● **What you have to do**: Select each line where the word "page" appears.

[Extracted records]
****************************************

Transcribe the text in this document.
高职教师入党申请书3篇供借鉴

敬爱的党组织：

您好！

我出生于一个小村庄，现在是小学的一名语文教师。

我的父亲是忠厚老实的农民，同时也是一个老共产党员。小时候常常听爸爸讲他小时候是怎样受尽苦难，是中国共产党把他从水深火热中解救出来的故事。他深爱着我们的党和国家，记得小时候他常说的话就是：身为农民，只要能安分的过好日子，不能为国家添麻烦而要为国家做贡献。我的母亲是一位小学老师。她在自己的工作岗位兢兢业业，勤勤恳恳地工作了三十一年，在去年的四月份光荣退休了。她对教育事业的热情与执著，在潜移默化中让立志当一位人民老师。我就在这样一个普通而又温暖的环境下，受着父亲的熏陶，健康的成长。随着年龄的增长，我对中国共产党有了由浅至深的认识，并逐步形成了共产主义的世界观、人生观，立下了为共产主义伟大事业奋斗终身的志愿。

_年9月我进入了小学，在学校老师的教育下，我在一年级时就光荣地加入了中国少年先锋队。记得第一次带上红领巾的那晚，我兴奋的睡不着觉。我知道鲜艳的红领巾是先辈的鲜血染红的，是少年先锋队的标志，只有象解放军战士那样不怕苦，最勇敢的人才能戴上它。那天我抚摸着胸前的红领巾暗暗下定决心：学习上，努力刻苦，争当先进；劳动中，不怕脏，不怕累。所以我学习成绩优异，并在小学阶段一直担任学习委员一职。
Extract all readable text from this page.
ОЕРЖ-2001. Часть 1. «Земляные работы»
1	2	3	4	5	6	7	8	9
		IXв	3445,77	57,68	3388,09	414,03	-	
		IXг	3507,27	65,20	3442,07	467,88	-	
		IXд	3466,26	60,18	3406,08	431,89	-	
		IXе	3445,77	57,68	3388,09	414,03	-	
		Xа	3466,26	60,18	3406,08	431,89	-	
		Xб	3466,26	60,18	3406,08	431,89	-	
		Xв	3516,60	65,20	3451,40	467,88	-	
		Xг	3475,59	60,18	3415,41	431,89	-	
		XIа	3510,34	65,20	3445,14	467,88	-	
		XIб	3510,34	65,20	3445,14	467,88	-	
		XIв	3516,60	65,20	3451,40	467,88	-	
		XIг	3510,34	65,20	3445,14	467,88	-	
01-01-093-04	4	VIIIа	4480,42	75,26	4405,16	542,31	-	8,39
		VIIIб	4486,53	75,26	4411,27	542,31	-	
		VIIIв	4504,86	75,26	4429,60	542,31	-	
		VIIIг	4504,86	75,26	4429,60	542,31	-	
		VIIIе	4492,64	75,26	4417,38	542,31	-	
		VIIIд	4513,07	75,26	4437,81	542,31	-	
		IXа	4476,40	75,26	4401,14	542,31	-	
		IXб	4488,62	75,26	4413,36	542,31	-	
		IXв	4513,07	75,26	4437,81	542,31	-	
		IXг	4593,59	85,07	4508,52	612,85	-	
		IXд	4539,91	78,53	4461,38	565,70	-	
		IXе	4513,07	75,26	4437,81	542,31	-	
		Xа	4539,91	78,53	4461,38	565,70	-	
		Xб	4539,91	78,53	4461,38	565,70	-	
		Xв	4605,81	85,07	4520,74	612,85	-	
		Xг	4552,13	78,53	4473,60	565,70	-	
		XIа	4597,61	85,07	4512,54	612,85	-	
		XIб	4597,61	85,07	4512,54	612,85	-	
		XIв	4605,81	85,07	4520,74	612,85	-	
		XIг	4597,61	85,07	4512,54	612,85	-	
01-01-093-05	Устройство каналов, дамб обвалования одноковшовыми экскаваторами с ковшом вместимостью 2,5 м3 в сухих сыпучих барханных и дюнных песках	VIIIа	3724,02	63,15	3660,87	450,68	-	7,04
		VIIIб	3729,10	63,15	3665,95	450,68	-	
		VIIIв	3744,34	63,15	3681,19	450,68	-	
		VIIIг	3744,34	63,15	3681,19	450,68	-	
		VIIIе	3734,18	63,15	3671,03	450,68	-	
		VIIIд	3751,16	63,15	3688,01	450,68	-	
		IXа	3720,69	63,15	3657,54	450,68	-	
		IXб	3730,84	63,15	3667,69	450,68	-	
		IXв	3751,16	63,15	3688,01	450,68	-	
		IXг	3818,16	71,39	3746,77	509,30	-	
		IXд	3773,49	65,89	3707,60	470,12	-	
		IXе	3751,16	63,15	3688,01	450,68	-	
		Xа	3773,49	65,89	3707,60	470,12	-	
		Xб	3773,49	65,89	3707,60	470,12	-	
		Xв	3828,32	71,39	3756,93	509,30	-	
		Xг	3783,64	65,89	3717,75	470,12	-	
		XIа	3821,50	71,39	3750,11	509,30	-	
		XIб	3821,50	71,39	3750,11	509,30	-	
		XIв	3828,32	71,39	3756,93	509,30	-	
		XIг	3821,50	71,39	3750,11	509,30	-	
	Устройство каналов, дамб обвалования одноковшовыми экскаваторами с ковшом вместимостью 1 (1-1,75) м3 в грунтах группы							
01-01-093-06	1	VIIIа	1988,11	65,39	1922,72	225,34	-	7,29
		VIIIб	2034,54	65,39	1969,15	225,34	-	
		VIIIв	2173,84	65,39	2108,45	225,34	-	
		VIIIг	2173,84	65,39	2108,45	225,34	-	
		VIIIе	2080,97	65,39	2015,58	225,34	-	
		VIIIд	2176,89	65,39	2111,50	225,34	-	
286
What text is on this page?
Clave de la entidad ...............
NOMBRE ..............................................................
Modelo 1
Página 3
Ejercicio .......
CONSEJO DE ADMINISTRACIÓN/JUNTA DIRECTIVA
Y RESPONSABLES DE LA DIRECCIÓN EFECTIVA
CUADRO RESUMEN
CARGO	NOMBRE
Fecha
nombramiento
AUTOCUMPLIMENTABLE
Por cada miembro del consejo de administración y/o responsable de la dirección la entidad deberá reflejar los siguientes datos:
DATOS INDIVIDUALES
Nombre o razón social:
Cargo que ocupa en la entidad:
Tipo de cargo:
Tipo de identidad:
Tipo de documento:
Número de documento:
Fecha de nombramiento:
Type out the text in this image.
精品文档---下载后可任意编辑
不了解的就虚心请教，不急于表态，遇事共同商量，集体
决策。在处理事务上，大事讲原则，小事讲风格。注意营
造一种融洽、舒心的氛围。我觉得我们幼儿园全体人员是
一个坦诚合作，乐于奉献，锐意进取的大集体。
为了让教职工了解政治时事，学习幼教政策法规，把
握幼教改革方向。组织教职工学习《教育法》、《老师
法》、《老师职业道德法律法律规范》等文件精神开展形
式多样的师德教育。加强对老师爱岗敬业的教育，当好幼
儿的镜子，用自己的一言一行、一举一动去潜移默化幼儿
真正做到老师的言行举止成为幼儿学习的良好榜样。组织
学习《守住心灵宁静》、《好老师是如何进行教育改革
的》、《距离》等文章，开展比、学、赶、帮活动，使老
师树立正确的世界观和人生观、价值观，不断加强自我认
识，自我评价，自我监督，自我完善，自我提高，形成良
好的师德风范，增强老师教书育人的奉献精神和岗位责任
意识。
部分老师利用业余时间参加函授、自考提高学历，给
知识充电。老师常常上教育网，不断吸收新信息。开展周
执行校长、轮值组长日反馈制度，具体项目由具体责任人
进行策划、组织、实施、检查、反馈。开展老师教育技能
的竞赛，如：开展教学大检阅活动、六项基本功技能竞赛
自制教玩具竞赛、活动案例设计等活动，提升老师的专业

****************************************

● **Final result**:
Extract all readable text from this page.
What text is on this page?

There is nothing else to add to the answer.